**What is expected**. Convert everything from "y-left-tick-label: 0.12 [59, 352, 88, 369]" down to "x-tick-label: 6 [165, 436, 173, 453]" in the records below into a Markdown table with the columns Row and Line, numbering each line and leaving out blank lines.

Visual layout annotation records:

....

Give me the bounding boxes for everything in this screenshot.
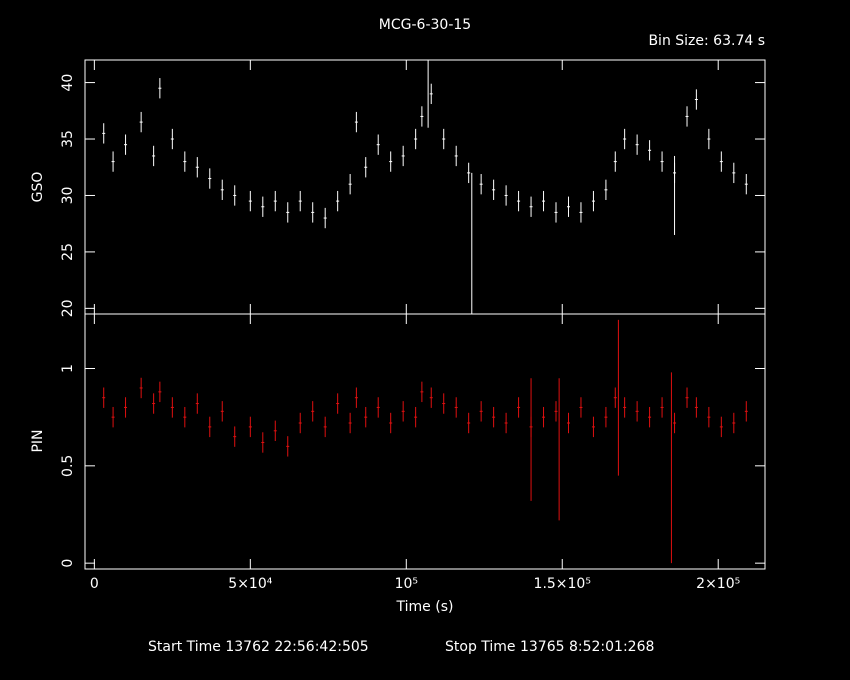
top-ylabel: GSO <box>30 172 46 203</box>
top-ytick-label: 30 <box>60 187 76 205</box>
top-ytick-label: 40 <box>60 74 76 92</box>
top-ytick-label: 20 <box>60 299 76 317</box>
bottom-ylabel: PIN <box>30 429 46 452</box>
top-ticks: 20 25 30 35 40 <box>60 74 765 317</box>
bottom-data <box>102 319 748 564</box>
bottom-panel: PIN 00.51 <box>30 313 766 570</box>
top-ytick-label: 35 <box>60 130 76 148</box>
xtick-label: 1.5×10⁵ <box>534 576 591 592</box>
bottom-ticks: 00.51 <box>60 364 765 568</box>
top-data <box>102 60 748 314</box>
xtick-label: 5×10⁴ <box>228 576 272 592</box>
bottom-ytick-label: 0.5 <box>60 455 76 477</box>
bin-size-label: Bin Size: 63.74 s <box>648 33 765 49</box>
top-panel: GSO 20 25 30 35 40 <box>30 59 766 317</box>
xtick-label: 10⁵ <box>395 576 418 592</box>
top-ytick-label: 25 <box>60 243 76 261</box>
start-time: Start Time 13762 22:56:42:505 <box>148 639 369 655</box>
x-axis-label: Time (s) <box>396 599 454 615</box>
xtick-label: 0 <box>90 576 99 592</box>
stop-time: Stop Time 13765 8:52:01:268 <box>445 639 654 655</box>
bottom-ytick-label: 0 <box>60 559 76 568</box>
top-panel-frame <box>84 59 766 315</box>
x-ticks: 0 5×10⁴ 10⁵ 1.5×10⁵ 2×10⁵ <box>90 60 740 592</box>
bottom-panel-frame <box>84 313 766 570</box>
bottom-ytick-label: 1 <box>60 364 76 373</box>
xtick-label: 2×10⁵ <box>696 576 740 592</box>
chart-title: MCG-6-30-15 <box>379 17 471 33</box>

....

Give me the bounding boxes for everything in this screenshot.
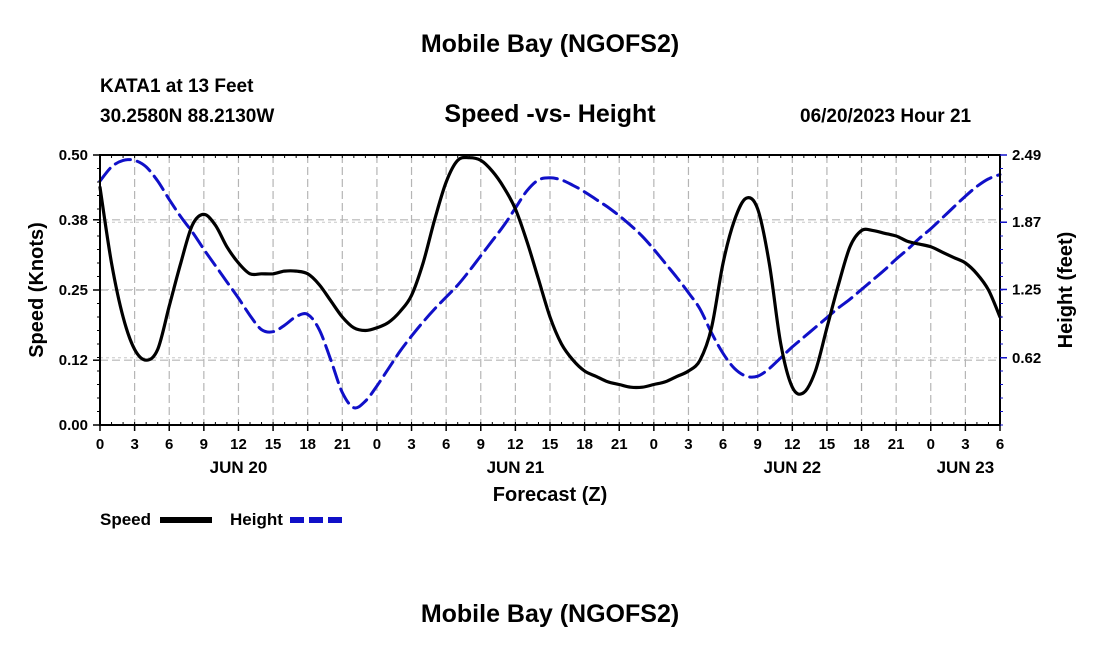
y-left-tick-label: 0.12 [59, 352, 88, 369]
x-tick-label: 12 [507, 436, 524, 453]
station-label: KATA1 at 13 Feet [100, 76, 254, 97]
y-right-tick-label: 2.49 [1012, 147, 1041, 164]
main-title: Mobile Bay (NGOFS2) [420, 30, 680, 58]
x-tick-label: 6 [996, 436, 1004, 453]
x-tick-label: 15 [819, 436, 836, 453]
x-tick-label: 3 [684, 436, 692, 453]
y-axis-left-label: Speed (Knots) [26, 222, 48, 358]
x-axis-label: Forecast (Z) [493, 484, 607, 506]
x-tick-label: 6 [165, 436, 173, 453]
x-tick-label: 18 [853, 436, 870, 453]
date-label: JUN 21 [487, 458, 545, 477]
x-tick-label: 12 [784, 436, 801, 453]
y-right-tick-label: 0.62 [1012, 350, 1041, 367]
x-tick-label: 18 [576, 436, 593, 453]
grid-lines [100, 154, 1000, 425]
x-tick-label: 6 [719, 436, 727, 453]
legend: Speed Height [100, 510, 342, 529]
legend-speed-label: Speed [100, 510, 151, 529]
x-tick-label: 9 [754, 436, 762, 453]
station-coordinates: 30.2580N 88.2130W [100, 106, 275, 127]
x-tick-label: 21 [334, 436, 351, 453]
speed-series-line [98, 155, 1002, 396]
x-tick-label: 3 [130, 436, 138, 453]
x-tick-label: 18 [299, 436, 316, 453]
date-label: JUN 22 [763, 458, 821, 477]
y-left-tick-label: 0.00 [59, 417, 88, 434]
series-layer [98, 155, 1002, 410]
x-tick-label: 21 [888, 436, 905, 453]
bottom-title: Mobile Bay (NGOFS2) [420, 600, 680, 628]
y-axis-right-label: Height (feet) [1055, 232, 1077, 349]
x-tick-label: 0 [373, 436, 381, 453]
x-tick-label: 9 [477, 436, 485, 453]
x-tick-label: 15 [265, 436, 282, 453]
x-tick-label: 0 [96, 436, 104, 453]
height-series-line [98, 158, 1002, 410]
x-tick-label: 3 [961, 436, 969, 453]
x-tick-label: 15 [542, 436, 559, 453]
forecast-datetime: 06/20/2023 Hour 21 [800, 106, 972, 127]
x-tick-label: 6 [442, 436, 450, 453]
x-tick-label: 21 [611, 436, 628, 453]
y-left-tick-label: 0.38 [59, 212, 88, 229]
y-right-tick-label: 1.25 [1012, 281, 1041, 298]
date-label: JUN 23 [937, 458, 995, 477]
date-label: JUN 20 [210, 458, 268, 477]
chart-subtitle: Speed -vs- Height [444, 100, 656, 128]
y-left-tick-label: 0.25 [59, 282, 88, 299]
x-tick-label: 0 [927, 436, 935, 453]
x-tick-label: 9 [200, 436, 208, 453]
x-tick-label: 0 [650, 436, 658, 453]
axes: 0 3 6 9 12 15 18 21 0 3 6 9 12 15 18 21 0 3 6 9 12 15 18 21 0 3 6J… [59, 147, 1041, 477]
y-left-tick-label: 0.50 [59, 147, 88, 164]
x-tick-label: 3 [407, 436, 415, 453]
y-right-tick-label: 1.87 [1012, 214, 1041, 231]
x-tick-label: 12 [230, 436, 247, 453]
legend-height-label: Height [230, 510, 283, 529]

....

**Full answer**.
| Row | Line |
|---|---|
| 1 | y-left-tick-label: 0.12 [59, 352, 88, 369] |
| 2 | x-tick-label: 12 [507, 436, 524, 453] |
| 3 | station-label: KATA1 at 13 Feet [100, 76, 254, 97] |
| 4 | y-right-tick-label: 2.49 [1012, 147, 1041, 164] |
| 5 | main-title: Mobile Bay (NGOFS2) [420, 30, 680, 58] |
| 6 | x-tick-label: 6 [996, 436, 1004, 453] |
| 7 | x-tick-label: 15 [819, 436, 836, 453] |
| 8 | x-tick-label: 3 [684, 436, 692, 453] |
| 9 | y-axis-left-label: Speed (Knots) [26, 222, 48, 358] |
| 10 | x-axis-label: Forecast (Z) [493, 484, 607, 506] |
| 11 | x-tick-label: 6 [165, 436, 173, 453] |